(Dataset entries for page text)
=== Begin Enclosure ===

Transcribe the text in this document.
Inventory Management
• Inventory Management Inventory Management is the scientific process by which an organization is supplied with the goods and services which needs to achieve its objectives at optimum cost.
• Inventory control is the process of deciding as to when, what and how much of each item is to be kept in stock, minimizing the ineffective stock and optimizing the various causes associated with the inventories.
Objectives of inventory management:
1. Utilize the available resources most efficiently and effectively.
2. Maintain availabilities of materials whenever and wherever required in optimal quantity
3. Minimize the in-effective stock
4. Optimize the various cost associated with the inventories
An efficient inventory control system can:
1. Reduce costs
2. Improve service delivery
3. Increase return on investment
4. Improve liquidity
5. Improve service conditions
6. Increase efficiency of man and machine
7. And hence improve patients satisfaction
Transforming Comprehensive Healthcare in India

=== End Enclosure ===

- _Assigned task_:
Retype all of the data exactly. Leave nothing out.

- _The answer_:
Transcribe the text in this document.
Inventory Management
• Inventory Management Inventory Management is the scientific process by which an organization is supplied with the goods and services which needs to achieve its objectives at optimum cost.
• Inventory control is the process of deciding as to when, what and how much of each item is to be kept in stock, minimizing the ineffective stock and optimizing the various causes associated with the inventories.
Objectives of inventory management:
1. Utilize the available resources most efficiently and effectively.
2. Maintain availabilities of materials whenever and wherever required in optimal quantity
3. Minimize the in-effective stock
4. Optimize the various cost associated with the inventories
An efficient inventory control system can:
1. Reduce costs
2. Improve service delivery
3. Increase return on investment
4. Improve liquidity
5. Improve service conditions
6. Increase efficiency of man and machine
7. And hence improve patients satisfaction
Transforming Comprehensive Healthcare in India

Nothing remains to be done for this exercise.